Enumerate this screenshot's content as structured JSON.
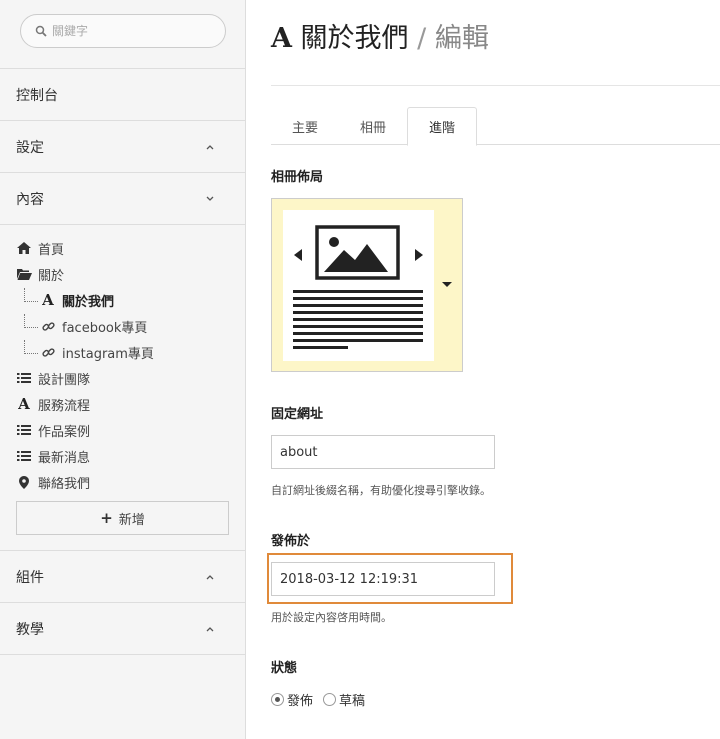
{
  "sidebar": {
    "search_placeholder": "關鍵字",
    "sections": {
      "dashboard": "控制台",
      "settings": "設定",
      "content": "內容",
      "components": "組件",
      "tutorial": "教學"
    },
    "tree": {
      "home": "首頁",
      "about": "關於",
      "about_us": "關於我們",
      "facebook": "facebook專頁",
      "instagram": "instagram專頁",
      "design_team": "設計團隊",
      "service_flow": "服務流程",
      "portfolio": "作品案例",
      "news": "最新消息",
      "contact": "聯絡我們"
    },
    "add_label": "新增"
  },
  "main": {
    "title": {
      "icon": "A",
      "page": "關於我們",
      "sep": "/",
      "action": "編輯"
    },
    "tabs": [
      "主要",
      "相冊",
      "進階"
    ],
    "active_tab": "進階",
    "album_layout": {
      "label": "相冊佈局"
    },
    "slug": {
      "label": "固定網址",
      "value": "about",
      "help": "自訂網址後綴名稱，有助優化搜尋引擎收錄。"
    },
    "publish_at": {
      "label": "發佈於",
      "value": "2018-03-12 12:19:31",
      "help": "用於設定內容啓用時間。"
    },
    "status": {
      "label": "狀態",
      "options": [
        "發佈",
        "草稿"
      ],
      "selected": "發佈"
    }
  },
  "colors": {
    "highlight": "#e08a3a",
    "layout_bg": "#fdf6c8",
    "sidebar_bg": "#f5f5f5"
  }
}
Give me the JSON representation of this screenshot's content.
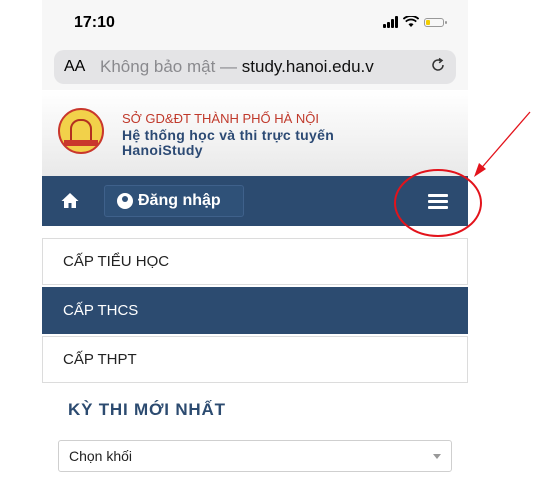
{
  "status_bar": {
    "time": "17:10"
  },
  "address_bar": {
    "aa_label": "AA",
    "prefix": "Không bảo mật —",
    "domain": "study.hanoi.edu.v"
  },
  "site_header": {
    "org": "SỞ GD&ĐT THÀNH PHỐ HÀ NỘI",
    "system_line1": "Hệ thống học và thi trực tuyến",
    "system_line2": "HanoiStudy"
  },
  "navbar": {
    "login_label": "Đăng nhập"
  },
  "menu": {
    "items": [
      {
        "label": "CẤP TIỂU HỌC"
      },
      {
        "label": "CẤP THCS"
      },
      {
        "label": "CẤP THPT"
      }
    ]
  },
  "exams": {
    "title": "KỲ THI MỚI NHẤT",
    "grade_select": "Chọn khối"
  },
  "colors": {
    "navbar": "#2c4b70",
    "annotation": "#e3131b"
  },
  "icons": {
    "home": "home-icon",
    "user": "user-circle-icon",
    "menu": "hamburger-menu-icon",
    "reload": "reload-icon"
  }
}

=======

• **To be done**
Leave the images out, please, and restate each line word for word.

• **Written response**
Enumerate this screenshot's content as structured JSON.
{
  "sidebar": {
    "search_placeholder": "關鍵字",
    "sections": {
      "dashboard": "控制台",
      "settings": "設定",
      "content": "內容",
      "components": "組件",
      "tutorial": "教學"
    },
    "tree": {
      "home": "首頁",
      "about": "關於",
      "about_us": "關於我們",
      "facebook": "facebook專頁",
      "instagram": "instagram專頁",
      "design_team": "設計團隊",
      "service_flow": "服務流程",
      "portfolio": "作品案例",
      "news": "最新消息",
      "contact": "聯絡我們"
    },
    "add_label": "新增"
  },
  "main": {
    "title": {
      "icon": "A",
      "page": "關於我們",
      "sep": "/",
      "action": "編輯"
    },
    "tabs": [
      "主要",
      "相冊",
      "進階"
    ],
    "active_tab": "進階",
    "album_layout": {
      "label": "相冊佈局"
    },
    "slug": {
      "label": "固定網址",
      "value": "about",
      "help": "自訂網址後綴名稱，有助優化搜尋引擎收錄。"
    },
    "publish_at": {
      "label": "發佈於",
      "value": "2018-03-12 12:19:31",
      "help": "用於設定內容啓用時間。"
    },
    "status": {
      "label": "狀態",
      "options": [
        "發佈",
        "草稿"
      ],
      "selected": "發佈"
    }
  },
  "colors": {
    "highlight": "#e08a3a",
    "layout_bg": "#fdf6c8",
    "sidebar_bg": "#f5f5f5"
  }
}
Give me the JSON representation of this screenshot's content.
{
  "status_bar": {
    "time": "17:10"
  },
  "address_bar": {
    "aa_label": "AA",
    "prefix": "Không bảo mật —",
    "domain": "study.hanoi.edu.v"
  },
  "site_header": {
    "org": "SỞ GD&ĐT THÀNH PHỐ HÀ NỘI",
    "system_line1": "Hệ thống học và thi trực tuyến",
    "system_line2": "HanoiStudy"
  },
  "navbar": {
    "login_label": "Đăng nhập"
  },
  "menu": {
    "items": [
      {
        "label": "CẤP TIỂU HỌC"
      },
      {
        "label": "CẤP THCS"
      },
      {
        "label": "CẤP THPT"
      }
    ]
  },
  "exams": {
    "title": "KỲ THI MỚI NHẤT",
    "grade_select": "Chọn khối"
  },
  "colors": {
    "navbar": "#2c4b70",
    "annotation": "#e3131b"
  },
  "icons": {
    "home": "home-icon",
    "user": "user-circle-icon",
    "menu": "hamburger-menu-icon",
    "reload": "reload-icon"
  }
}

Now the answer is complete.